== RECORDS PROVIDED ==

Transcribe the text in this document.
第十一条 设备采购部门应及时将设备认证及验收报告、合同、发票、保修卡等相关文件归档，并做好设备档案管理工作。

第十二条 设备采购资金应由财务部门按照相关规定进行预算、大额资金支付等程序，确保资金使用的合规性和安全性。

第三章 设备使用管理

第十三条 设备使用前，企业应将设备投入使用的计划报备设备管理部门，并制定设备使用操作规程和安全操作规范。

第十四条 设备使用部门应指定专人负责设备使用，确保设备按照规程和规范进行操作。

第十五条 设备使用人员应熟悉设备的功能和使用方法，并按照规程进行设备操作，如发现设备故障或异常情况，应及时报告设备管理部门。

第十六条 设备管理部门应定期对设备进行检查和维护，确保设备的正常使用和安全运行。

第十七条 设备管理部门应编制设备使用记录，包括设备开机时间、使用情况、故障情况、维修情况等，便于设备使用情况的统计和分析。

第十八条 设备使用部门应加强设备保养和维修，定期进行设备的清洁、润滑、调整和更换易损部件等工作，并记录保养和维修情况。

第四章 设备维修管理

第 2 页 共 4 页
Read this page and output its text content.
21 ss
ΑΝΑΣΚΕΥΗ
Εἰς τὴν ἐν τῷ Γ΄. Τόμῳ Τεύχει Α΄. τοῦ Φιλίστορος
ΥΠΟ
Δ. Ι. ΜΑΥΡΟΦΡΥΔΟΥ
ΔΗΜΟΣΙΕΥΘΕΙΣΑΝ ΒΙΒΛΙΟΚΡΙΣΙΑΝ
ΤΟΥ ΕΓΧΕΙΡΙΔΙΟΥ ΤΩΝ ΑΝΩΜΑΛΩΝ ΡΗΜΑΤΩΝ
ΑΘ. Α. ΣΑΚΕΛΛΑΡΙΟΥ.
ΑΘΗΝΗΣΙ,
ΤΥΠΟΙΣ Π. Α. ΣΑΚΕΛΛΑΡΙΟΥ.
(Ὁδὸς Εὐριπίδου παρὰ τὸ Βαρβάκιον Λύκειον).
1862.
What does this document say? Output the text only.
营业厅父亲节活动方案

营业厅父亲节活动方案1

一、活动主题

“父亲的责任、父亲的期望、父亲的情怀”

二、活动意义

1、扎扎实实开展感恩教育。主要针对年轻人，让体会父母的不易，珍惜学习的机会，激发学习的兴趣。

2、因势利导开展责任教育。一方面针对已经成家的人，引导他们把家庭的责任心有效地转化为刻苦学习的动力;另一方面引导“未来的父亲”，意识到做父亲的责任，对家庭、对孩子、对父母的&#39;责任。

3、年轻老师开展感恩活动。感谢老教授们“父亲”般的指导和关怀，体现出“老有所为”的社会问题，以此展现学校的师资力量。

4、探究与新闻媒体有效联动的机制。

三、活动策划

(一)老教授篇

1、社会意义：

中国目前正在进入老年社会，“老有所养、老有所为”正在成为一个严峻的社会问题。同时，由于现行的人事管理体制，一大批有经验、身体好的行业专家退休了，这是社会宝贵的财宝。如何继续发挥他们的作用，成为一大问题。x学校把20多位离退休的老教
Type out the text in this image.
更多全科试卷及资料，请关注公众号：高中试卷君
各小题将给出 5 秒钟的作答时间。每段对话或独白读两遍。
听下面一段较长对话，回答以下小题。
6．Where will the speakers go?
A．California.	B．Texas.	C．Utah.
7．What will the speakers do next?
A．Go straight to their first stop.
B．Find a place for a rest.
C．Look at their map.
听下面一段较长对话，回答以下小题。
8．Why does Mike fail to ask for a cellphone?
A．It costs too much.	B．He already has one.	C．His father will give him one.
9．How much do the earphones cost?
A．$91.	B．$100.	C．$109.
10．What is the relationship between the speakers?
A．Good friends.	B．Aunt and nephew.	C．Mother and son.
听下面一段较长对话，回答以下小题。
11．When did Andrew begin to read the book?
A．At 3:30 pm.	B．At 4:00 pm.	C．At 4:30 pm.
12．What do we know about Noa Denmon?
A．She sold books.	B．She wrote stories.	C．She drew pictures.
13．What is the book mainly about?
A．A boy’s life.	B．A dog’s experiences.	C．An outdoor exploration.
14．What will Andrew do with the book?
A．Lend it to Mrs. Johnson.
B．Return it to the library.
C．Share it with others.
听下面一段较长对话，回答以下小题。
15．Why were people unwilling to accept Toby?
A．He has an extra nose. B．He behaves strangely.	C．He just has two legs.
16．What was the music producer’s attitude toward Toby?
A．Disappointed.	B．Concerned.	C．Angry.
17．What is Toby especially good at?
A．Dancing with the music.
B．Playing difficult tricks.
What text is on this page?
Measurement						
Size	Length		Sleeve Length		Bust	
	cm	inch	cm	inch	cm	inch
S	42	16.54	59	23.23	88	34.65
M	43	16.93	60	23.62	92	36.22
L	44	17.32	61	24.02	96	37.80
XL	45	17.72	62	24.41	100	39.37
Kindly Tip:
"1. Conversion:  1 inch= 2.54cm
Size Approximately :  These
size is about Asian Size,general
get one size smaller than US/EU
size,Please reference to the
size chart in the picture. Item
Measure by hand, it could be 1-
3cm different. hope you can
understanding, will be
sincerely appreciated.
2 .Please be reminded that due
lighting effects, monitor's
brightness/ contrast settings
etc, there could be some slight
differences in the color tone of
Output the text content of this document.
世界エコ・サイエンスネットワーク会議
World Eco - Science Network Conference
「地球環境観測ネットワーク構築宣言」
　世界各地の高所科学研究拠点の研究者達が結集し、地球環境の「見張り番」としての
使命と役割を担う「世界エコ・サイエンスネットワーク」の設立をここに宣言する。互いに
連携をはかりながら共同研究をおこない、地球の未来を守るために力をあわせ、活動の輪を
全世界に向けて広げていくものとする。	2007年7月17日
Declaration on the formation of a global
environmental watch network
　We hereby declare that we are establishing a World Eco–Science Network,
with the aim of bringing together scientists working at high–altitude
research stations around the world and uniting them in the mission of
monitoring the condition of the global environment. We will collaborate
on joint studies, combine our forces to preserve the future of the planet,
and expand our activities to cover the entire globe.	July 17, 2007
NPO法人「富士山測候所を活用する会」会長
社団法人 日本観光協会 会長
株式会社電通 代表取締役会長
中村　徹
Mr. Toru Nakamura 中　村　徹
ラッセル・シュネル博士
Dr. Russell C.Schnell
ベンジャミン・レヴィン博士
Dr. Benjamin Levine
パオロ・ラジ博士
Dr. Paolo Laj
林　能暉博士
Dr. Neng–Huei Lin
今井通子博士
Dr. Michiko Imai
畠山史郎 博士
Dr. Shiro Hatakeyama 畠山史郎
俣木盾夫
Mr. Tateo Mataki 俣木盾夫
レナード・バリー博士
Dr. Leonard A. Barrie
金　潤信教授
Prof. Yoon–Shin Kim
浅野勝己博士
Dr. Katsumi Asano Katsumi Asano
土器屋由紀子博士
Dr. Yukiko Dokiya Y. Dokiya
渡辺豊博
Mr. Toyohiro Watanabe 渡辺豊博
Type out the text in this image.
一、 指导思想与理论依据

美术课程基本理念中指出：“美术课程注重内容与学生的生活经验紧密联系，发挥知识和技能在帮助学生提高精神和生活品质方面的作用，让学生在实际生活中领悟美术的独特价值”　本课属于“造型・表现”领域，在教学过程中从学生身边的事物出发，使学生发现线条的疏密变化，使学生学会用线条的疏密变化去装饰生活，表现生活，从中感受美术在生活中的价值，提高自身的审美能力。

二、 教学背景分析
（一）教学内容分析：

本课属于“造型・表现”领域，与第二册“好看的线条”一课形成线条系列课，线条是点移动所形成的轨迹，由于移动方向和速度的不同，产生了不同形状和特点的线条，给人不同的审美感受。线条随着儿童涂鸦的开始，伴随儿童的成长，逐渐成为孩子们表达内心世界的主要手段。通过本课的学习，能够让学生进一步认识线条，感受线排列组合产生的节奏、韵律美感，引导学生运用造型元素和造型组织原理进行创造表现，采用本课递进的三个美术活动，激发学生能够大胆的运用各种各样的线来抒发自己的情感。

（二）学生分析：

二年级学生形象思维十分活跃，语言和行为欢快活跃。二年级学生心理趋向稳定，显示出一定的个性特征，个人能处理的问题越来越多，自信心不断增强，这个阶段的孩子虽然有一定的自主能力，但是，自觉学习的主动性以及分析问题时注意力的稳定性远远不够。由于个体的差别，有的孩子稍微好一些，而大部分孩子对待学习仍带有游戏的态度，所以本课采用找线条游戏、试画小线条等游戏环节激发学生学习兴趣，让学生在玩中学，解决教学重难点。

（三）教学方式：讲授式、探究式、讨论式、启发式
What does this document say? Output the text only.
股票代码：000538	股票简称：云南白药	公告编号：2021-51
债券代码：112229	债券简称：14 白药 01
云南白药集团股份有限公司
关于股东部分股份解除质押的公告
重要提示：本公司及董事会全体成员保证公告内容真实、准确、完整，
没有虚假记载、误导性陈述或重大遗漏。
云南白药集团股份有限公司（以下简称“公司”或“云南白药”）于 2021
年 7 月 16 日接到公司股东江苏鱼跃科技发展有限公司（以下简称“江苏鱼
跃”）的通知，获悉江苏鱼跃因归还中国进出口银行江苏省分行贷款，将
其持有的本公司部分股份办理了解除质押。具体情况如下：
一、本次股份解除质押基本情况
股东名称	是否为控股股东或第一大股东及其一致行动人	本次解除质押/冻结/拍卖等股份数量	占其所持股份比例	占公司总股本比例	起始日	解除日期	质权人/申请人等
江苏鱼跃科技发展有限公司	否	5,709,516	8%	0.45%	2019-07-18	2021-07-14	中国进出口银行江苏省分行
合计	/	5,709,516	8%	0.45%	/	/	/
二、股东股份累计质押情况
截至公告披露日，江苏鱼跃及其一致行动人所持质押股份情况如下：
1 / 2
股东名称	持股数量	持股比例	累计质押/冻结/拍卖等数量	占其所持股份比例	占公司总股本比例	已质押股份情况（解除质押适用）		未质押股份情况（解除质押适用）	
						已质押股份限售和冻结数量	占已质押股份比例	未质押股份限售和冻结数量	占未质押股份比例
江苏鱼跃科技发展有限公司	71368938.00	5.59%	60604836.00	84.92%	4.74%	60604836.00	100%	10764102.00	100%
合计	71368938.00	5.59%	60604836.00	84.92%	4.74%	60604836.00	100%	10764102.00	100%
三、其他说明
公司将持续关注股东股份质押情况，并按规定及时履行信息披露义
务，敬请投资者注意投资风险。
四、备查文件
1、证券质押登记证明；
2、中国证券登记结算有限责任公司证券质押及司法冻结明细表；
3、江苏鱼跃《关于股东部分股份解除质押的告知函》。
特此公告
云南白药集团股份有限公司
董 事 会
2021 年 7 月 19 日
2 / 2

===

GIVEN PROBLEM: Your answer should be one number: how many lines of the listing include the word "that".

CORRECT OUTPUT: 2